Task statement: Extract every line that contains the string "الكبرى".

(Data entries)
┌──
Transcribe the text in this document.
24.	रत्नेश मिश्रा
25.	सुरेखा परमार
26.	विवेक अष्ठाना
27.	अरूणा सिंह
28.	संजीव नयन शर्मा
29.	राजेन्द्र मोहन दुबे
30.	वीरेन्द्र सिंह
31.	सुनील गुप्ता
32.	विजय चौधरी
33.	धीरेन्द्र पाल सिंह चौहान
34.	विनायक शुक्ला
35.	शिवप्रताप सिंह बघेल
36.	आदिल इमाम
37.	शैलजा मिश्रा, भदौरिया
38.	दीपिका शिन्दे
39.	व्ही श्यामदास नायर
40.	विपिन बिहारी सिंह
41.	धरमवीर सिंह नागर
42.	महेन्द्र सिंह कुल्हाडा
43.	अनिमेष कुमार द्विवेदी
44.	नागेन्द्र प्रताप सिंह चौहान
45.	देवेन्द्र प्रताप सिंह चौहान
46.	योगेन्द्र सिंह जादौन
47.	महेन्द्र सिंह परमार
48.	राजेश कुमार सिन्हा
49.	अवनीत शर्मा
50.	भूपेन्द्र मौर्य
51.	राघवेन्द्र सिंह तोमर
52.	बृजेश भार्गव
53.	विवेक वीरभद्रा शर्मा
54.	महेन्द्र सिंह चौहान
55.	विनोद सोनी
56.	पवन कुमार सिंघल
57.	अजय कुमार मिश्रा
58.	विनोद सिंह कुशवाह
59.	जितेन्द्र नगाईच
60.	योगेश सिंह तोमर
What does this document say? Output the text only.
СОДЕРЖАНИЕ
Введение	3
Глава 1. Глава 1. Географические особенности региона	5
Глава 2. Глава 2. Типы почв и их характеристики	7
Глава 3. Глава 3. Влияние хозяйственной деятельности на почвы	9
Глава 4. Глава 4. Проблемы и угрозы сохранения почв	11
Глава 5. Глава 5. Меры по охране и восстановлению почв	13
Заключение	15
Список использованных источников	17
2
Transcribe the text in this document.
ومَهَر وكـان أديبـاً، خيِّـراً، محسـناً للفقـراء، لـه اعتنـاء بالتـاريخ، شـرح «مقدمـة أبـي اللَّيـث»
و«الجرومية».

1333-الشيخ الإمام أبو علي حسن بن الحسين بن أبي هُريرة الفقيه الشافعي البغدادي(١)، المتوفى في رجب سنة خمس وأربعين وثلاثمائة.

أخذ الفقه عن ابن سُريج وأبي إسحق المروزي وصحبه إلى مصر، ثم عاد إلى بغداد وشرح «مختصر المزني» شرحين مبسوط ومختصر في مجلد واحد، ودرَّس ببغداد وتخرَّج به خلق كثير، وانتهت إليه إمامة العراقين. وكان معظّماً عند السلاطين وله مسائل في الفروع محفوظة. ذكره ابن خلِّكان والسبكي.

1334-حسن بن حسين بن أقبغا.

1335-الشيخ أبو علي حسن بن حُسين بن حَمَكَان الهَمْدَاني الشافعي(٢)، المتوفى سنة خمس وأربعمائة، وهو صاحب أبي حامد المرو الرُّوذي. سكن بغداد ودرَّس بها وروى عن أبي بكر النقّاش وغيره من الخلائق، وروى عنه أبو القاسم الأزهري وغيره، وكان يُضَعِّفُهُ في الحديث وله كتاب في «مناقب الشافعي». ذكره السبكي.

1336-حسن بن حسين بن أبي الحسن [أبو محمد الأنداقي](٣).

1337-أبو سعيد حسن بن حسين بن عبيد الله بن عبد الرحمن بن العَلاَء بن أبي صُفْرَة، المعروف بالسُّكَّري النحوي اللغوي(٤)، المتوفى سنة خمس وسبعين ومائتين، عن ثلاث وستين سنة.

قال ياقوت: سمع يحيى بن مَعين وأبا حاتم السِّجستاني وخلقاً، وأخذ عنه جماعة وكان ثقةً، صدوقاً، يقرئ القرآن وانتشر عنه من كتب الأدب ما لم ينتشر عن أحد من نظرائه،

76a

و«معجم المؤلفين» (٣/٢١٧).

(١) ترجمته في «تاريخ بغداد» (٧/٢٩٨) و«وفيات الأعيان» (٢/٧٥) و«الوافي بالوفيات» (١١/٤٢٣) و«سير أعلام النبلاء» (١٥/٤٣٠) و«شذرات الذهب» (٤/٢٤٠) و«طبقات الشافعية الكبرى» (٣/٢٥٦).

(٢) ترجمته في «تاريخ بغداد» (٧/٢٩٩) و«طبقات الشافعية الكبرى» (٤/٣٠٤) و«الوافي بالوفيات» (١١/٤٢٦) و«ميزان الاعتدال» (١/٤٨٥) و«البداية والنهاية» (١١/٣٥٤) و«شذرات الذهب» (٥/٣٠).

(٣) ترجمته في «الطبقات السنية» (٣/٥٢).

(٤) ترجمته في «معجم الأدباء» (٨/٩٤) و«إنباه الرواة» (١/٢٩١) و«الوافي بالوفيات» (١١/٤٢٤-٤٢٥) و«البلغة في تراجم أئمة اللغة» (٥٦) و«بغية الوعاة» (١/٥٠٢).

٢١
└──
Result for this exercise:
(١) ترجمته في «تاريخ بغداد» (٧/٢٩٨) و«وفيات الأعيان» (٢/٧٥) و«الوافي بالوفيات» (١١/٤٢٣) و«سير أعلام النبلاء» (١٥/٤٣٠) و«شذرات الذهب» (٤/٢٤٠) و«طبقات الشافعية الكبرى» (٣/٢٥٦).
(٢) ترجمته في «تاريخ بغداد» (٧/٢٩٩) و«طبقات الشافعية الكبرى» (٤/٣٠٤) و«الوافي بالوفيات» (١١/٤٢٦) و«ميزان الاعتدال» (١/٤٨٥) و«البداية والنهاية» (١١/٣٥٤) و«شذرات الذهب» (٥/٣٠).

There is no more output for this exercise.